# [Aim of the exercise]
All of the data must be printed exactly; please include every line.

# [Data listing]
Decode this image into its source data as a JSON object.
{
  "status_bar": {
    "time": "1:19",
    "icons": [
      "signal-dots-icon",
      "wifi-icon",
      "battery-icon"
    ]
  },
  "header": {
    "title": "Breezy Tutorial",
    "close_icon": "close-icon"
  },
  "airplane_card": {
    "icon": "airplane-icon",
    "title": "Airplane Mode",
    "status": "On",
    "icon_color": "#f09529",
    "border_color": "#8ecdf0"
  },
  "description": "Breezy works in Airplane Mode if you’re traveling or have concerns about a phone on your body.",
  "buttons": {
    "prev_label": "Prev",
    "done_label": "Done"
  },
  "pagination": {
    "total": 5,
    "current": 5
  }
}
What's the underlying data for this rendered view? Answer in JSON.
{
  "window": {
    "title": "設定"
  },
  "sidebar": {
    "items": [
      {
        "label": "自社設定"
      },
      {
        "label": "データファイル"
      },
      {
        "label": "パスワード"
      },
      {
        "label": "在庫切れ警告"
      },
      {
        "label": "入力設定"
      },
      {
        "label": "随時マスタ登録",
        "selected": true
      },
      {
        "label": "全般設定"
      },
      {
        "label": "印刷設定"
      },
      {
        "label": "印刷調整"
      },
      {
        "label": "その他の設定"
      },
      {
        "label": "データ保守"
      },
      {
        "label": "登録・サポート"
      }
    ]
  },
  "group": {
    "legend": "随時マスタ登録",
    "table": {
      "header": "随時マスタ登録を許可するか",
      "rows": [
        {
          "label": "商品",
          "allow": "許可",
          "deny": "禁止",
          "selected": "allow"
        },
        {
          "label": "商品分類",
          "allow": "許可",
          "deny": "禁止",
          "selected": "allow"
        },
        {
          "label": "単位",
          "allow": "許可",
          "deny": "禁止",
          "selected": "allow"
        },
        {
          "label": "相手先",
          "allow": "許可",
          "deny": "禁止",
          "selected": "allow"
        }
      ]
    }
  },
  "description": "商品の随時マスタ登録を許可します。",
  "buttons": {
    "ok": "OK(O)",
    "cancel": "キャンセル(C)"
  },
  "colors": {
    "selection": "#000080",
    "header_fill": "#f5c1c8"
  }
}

# [Task output]
Decode this image into its source data as a JSON object.
{
  "status_bar": {
    "time": "1:19",
    "icons": [
      "signal-dots-icon",
      "wifi-icon",
      "battery-icon"
    ]
  },
  "header": {
    "title": "Breezy Tutorial",
    "close_icon": "close-icon"
  },
  "airplane_card": {
    "icon": "airplane-icon",
    "title": "Airplane Mode",
    "status": "On",
    "icon_color": "#f09529",
    "border_color": "#8ecdf0"
  },
  "description": "Breezy works in Airplane Mode if you’re traveling or have concerns about a phone on your body.",
  "buttons": {
    "prev_label": "Prev",
    "done_label": "Done"
  },
  "pagination": {
    "total": 5,
    "current": 5
  }
}
What's the underlying data for this rendered view? Answer in JSON.
{
  "window": {
    "title": "設定"
  },
  "sidebar": {
    "items": [
      {
        "label": "自社設定"
      },
      {
        "label": "データファイル"
      },
      {
        "label": "パスワード"
      },
      {
        "label": "在庫切れ警告"
      },
      {
        "label": "入力設定"
      },
      {
        "label": "随時マスタ登録",
        "selected": true
      },
      {
        "label": "全般設定"
      },
      {
        "label": "印刷設定"
      },
      {
        "label": "印刷調整"
      },
      {
        "label": "その他の設定"
      },
      {
        "label": "データ保守"
      },
      {
        "label": "登録・サポート"
      }
    ]
  },
  "group": {
    "legend": "随時マスタ登録",
    "table": {
      "header": "随時マスタ登録を許可するか",
      "rows": [
        {
          "label": "商品",
          "allow": "許可",
          "deny": "禁止",
          "selected": "allow"
        },
        {
          "label": "商品分類",
          "allow": "許可",
          "deny": "禁止",
          "selected": "allow"
        },
        {
          "label": "単位",
          "allow": "許可",
          "deny": "禁止",
          "selected": "allow"
        },
        {
          "label": "相手先",
          "allow": "許可",
          "deny": "禁止",
          "selected": "allow"
        }
      ]
    }
  },
  "description": "商品の随時マスタ登録を許可します。",
  "buttons": {
    "ok": "OK(O)",
    "cancel": "キャンセル(C)"
  },
  "colors": {
    "selection": "#000080",
    "header_fill": "#f5c1c8"
  }
}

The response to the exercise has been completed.